## Exercise brief
Reply with one number only, the count of lines holding the string "Newcomb".

## Data items
-.-.-

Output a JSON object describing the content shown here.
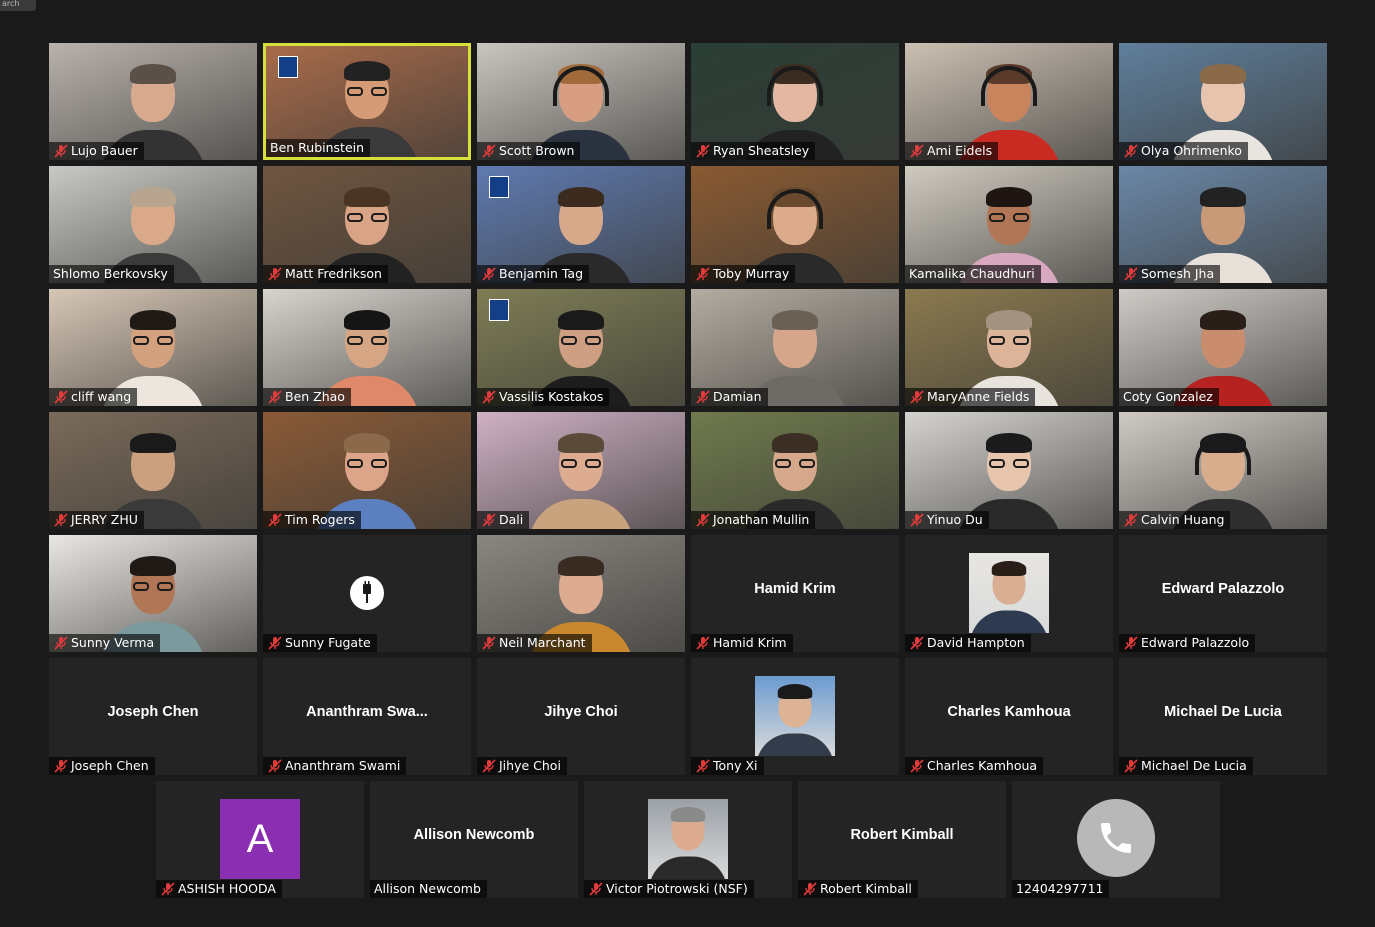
{
  "window": {
    "tab_label": "arch"
  },
  "meeting": {
    "active_speaker": "Ben Rubinstein"
  },
  "tiles": [
    {
      "name": "Lujo Bauer",
      "type": "video",
      "muted": true,
      "bg": "#b9b2ad",
      "skin": "#d7a98d",
      "hair": "#5b5048",
      "shirt": "#333",
      "glasses": false
    },
    {
      "name": "Ben Rubinstein",
      "type": "video",
      "muted": false,
      "active": true,
      "bg": "#a86b4a",
      "skin": "#d59a76",
      "hair": "#222",
      "shirt": "#3a3a3a",
      "glasses": true,
      "logo": true
    },
    {
      "name": "Scott Brown",
      "type": "video",
      "muted": true,
      "bg": "#c9c5bf",
      "skin": "#d79e82",
      "hair": "#a06a3a",
      "shirt": "#2b3340",
      "glasses": false,
      "headset": true
    },
    {
      "name": "Ryan Sheatsley",
      "type": "video",
      "muted": true,
      "bg": "#2a3e35",
      "skin": "#e3b7a2",
      "hair": "#3b2c22",
      "shirt": "#222",
      "glasses": false,
      "headset": true
    },
    {
      "name": "Ami Eidels",
      "type": "video",
      "muted": true,
      "bg": "#cbc0b3",
      "skin": "#c9845e",
      "hair": "#5a3a2a",
      "shirt": "#c92a22",
      "glasses": false,
      "headset": true
    },
    {
      "name": "Olya Ohrimenko",
      "type": "video",
      "muted": true,
      "bg": "#5f7f9c",
      "skin": "#e6c4ad",
      "hair": "#8a6a48",
      "shirt": "#e8e4df",
      "glasses": false
    },
    {
      "name": "Shlomo Berkovsky",
      "type": "video",
      "muted": false,
      "bg": "#c7c9c4",
      "skin": "#d9a98a",
      "hair": "#b7a58f",
      "shirt": "#3a3a3a",
      "glasses": false
    },
    {
      "name": "Matt Fredrikson",
      "type": "video",
      "muted": true,
      "bg": "#6f5540",
      "skin": "#d9a485",
      "hair": "#4a3424",
      "shirt": "#222",
      "glasses": true
    },
    {
      "name": "Benjamin Tag",
      "type": "video",
      "muted": true,
      "bg": "#5f7ab0",
      "skin": "#d8a88b",
      "hair": "#3b2b1e",
      "shirt": "#2a2a2a",
      "glasses": false,
      "logo": true
    },
    {
      "name": "Toby Murray",
      "type": "video",
      "muted": true,
      "bg": "#8a5a32",
      "skin": "#dcab8c",
      "hair": "#6a4a2e",
      "shirt": "#2a2a2a",
      "glasses": false,
      "headset": true
    },
    {
      "name": "Kamalika Chaudhuri",
      "type": "video",
      "muted": false,
      "bg": "#cfcac0",
      "skin": "#b07656",
      "hair": "#1e1410",
      "shirt": "#d8a8c0",
      "glasses": true
    },
    {
      "name": "Somesh Jha",
      "type": "video",
      "muted": true,
      "bg": "#6a87a7",
      "skin": "#c99a78",
      "hair": "#222",
      "shirt": "#e6e0d8",
      "glasses": false
    },
    {
      "name": "cliff wang",
      "type": "video",
      "muted": true,
      "bg": "#d6c6b6",
      "skin": "#d4a17f",
      "hair": "#1f1a16",
      "shirt": "#ece6de",
      "glasses": true
    },
    {
      "name": "Ben Zhao",
      "type": "video",
      "muted": true,
      "bg": "#d7d3cd",
      "skin": "#d6a584",
      "hair": "#151515",
      "shirt": "#e0886a",
      "glasses": true
    },
    {
      "name": "Vassilis Kostakos",
      "type": "video",
      "muted": true,
      "bg": "#7e7d55",
      "skin": "#cf9f84",
      "hair": "#1a1a1a",
      "shirt": "#1d1d1d",
      "glasses": true,
      "logo": true
    },
    {
      "name": "Damian",
      "type": "video",
      "muted": true,
      "bg": "#b3aca1",
      "skin": "#d6a68b",
      "hair": "#6a6054",
      "shirt": "#6e6a66",
      "glasses": false
    },
    {
      "name": "MaryAnne Fields",
      "type": "video",
      "muted": true,
      "bg": "#8b7a4f",
      "skin": "#dcb49a",
      "hair": "#a19281",
      "shirt": "#e8e3dc",
      "glasses": true
    },
    {
      "name": "Coty Gonzalez",
      "type": "video",
      "muted": false,
      "bg": "#cfcac6",
      "skin": "#c98c6d",
      "hair": "#2a1f18",
      "shirt": "#b5221f",
      "glasses": false
    },
    {
      "name": "JERRY ZHU",
      "type": "video",
      "muted": true,
      "bg": "#7a6a5a",
      "skin": "#caa07f",
      "hair": "#1a1a1a",
      "shirt": "#3a3a3a",
      "glasses": false
    },
    {
      "name": "Tim Rogers",
      "type": "video",
      "muted": true,
      "bg": "#8a5a36",
      "skin": "#dca58a",
      "hair": "#8a6a4a",
      "shirt": "#5b7fbf",
      "glasses": true
    },
    {
      "name": "Dali",
      "type": "video",
      "muted": true,
      "bg": "#cfb1c4",
      "skin": "#dcab90",
      "hair": "#5a4a3a",
      "shirt": "#c9a27e",
      "glasses": true
    },
    {
      "name": "Jonathan Mullin",
      "type": "video",
      "muted": true,
      "bg": "#6f7a4c",
      "skin": "#d6a88b",
      "hair": "#3a2e25",
      "shirt": "#2a2a2a",
      "glasses": true
    },
    {
      "name": "Yinuo Du",
      "type": "video",
      "muted": true,
      "bg": "#d5d3cf",
      "skin": "#e8c6ad",
      "hair": "#1b1b1b",
      "shirt": "#2a2a2a",
      "glasses": true
    },
    {
      "name": "Calvin Huang",
      "type": "video",
      "muted": true,
      "bg": "#cfcac4",
      "skin": "#d7ad8e",
      "hair": "#1a1a1a",
      "shirt": "#2e2e2e",
      "glasses": false,
      "headset": true
    },
    {
      "name": "Sunny Verma",
      "type": "video",
      "muted": true,
      "bg": "#e9e7e3",
      "skin": "#b07656",
      "hair": "#1f1a16",
      "shirt": "#7a9a9e",
      "glasses": true
    },
    {
      "name": "Sunny Fugate",
      "type": "cable",
      "muted": true
    },
    {
      "name": "Neil Marchant",
      "type": "video",
      "muted": true,
      "bg": "#8a8680",
      "skin": "#dcab90",
      "hair": "#3a2b22",
      "shirt": "#c9882e",
      "glasses": false
    },
    {
      "name": "Hamid Krim",
      "type": "text",
      "display": "Hamid Krim",
      "muted": true
    },
    {
      "name": "David Hampton",
      "type": "photo",
      "muted": true,
      "bg": "#e8e6e2",
      "skin": "#d9ae92",
      "hair": "#2a1f18",
      "shirt": "#2d3a50"
    },
    {
      "name": "Edward Palazzolo",
      "type": "text",
      "display": "Edward Palazzolo",
      "muted": true
    },
    {
      "name": "Joseph Chen",
      "type": "text",
      "display": "Joseph Chen",
      "muted": true
    },
    {
      "name": "Ananthram Swami",
      "type": "text",
      "display": "Ananthram  Swa...",
      "muted": true
    },
    {
      "name": "Jihye Choi",
      "type": "text",
      "display": "Jihye Choi",
      "muted": true
    },
    {
      "name": "Tony Xi",
      "type": "photo",
      "muted": true,
      "bg": "#6c9bd0",
      "skin": "#dcb394",
      "hair": "#1a1a1a",
      "shirt": "#333c4a"
    },
    {
      "name": "Charles Kamhoua",
      "type": "text",
      "display": "Charles Kamhoua",
      "muted": true
    },
    {
      "name": "Michael De Lucia",
      "type": "text",
      "display": "Michael De Lucia",
      "muted": true
    },
    {
      "name": "ASHISH HOODA",
      "type": "letter",
      "letter": "A",
      "muted": true
    },
    {
      "name": "Allison Newcomb",
      "type": "text",
      "display": "Allison Newcomb",
      "muted": false
    },
    {
      "name": "Victor Piotrowski (NSF)",
      "type": "photo",
      "muted": true,
      "bg": "#9aa0a6",
      "skin": "#dcab90",
      "hair": "#8a8a8a",
      "shirt": "#2a2a2a"
    },
    {
      "name": "Robert Kimball",
      "type": "text",
      "display": "Robert Kimball",
      "muted": true
    },
    {
      "name": "12404297711",
      "type": "phone",
      "muted": false
    }
  ]
}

-.-.-

## Exercise solution
2